- [Work instructions]: Write the data out again, character for character, with no images.

- [Information supplied]:
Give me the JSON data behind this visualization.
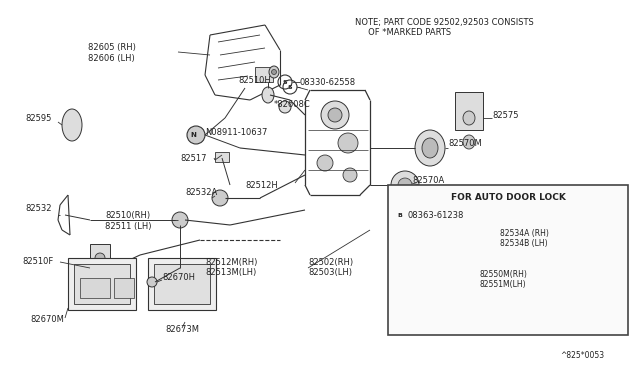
{
  "bg_color": "#ffffff",
  "line_color": "#333333",
  "text_color": "#222222",
  "note_text": "NOTE; PART CODE 92502,92503 CONSISTS\n     OF *MARKED PARTS",
  "footer": "^825*0053",
  "inset_title": "FOR AUTO DOOR LOCK",
  "label_fs": 6.0,
  "border_color": "#555555"
}
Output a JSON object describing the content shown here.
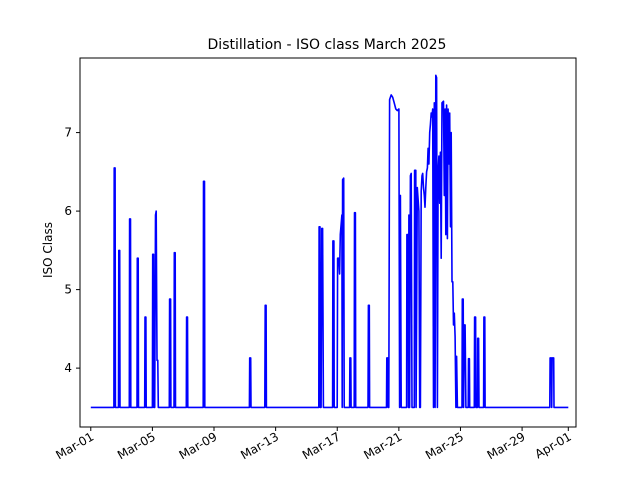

- [Exercise result]:
Give me the JSON data behind this visualization.
{
  "bg_color": "#ffffff",
  "line_color": "#333333",
  "text_color": "#222222",
  "note_text": "NOTE; PART CODE 92502,92503 CONSISTS\n     OF *MARKED PARTS",
  "footer": "^825*0053",
  "inset_title": "FOR AUTO DOOR LOCK",
  "label_fs": 6.0,
  "border_color": "#555555"
}
Output a JSON object describing the content shown here.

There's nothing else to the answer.